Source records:

..........

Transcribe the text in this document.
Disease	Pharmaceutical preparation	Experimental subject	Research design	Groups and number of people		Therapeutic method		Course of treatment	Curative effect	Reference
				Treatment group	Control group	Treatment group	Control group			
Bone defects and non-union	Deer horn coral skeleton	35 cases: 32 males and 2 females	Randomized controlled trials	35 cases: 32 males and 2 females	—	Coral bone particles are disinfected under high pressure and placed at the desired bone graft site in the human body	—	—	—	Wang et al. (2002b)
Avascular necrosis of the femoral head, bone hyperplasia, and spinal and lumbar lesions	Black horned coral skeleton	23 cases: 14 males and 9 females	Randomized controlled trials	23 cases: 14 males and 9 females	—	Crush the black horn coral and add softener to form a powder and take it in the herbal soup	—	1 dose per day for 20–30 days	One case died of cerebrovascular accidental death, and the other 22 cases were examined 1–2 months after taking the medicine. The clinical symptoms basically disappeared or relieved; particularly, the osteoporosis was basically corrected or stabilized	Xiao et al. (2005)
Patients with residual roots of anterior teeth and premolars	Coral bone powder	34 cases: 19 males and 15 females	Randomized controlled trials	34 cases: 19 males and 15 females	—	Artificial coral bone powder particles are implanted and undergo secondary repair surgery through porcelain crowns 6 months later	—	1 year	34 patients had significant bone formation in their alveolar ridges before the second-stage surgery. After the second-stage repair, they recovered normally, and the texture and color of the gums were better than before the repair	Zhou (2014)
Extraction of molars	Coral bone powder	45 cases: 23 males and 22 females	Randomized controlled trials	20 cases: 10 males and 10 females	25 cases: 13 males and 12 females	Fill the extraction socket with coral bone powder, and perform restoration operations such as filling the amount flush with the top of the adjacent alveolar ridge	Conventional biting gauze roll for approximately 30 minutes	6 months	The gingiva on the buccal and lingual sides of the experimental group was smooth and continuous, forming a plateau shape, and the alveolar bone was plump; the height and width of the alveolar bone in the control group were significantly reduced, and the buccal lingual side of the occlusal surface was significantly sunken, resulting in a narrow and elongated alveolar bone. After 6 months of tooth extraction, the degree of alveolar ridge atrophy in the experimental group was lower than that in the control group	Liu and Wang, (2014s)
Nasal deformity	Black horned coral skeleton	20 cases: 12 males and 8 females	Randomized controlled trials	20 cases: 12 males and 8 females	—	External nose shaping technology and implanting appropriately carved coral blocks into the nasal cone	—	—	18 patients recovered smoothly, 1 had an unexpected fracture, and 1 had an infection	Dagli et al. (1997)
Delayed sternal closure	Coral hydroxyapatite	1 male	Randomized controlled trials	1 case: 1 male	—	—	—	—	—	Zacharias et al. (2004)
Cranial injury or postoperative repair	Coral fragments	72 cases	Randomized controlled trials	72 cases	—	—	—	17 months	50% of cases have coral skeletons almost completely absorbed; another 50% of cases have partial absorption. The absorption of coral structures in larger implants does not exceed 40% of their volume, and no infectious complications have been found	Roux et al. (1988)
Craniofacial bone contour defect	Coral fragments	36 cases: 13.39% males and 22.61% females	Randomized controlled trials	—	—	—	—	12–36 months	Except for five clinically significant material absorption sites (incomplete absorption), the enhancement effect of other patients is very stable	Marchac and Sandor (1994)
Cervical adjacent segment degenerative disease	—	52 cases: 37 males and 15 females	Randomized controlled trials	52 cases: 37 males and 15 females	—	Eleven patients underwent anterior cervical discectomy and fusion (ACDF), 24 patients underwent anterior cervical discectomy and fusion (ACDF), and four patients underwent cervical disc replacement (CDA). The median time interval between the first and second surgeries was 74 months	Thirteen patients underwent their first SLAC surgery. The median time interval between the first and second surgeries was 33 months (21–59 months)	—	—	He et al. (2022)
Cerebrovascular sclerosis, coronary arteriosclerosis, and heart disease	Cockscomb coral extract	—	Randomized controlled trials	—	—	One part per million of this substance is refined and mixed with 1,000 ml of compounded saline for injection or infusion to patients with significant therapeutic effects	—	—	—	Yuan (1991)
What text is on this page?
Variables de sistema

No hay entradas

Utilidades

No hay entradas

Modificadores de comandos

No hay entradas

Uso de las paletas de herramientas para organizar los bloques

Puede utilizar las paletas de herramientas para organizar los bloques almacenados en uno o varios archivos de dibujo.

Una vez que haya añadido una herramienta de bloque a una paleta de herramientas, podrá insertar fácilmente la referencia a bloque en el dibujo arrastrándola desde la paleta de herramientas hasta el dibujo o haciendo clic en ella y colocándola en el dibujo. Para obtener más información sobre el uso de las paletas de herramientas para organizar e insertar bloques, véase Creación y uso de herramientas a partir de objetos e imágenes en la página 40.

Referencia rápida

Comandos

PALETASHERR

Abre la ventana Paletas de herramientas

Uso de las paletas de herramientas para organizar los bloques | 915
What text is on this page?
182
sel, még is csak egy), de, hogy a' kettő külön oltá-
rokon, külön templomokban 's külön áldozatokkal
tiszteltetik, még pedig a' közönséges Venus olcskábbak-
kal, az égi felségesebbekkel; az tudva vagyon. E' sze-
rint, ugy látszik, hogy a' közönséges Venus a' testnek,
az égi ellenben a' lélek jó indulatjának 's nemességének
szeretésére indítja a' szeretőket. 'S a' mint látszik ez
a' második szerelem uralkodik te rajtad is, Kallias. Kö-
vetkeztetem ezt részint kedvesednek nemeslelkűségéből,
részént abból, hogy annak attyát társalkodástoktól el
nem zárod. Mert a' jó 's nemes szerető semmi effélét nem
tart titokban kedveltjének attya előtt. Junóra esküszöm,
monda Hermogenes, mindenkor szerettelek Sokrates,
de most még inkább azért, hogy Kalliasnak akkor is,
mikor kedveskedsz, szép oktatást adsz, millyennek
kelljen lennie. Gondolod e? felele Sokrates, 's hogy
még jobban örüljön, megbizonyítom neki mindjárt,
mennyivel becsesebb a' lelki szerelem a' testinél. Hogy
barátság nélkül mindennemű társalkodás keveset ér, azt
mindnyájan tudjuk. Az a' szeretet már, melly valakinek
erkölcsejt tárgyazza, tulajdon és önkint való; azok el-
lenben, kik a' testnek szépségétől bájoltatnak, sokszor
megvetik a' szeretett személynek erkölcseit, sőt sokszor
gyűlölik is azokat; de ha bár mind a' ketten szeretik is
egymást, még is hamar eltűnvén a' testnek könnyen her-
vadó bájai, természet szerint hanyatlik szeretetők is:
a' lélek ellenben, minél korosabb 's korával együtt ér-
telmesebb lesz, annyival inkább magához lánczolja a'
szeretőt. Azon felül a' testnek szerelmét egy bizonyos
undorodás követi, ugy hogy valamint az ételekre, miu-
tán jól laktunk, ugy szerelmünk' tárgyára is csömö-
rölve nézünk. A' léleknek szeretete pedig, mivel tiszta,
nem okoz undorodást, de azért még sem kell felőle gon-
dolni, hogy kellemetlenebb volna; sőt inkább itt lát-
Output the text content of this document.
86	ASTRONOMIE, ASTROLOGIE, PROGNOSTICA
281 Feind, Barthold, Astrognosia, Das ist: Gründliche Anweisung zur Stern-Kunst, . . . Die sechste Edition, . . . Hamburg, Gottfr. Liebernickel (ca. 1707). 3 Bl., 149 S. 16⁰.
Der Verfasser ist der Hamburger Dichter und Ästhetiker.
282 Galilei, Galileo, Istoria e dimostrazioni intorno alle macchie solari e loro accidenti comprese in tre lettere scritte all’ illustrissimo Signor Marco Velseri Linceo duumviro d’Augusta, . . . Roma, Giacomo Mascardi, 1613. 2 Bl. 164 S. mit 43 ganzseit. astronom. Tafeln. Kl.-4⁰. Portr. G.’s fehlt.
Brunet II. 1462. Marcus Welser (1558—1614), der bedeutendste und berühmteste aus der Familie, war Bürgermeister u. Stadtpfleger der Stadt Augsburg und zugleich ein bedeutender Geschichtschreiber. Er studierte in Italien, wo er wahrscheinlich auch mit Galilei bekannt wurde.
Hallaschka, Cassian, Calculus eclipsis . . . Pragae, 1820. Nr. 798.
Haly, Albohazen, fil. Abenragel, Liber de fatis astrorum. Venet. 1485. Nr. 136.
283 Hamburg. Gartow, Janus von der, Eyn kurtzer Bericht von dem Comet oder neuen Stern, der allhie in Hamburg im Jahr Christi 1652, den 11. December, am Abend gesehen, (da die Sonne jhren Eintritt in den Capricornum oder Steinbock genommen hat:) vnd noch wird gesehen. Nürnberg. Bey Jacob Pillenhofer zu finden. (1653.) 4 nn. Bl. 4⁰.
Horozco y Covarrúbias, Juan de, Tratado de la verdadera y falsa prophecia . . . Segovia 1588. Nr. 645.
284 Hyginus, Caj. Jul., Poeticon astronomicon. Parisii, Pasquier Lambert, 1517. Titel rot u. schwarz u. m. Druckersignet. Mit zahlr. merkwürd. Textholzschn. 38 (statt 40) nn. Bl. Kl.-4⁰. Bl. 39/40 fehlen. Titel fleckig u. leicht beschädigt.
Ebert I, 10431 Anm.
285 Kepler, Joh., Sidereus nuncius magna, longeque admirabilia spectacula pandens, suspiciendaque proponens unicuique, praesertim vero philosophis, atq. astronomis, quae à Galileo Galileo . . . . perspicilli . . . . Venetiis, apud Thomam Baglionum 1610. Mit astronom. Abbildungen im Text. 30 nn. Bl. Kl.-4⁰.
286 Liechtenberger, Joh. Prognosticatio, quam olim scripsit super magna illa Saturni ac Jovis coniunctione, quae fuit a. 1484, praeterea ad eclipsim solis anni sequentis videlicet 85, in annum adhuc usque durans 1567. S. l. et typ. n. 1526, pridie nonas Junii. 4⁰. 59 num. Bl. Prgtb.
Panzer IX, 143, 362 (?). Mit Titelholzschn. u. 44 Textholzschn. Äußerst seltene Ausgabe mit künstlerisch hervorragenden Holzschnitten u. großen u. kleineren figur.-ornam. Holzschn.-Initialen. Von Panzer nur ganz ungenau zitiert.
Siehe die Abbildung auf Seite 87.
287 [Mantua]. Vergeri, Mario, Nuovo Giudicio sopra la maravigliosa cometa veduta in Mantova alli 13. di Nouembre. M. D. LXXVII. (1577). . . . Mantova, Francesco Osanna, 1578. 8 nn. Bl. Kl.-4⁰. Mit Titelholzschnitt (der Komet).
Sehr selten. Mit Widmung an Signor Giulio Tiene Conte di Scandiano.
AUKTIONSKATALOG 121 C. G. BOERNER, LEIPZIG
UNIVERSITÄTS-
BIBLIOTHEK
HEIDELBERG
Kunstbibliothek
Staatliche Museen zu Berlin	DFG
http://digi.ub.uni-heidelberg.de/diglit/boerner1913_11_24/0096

..........

:: REQUIRED ACTION ::
Please give only the number of lines above that contain the word "pedig".

:: RESULT OF THIS EXERCISE ::
2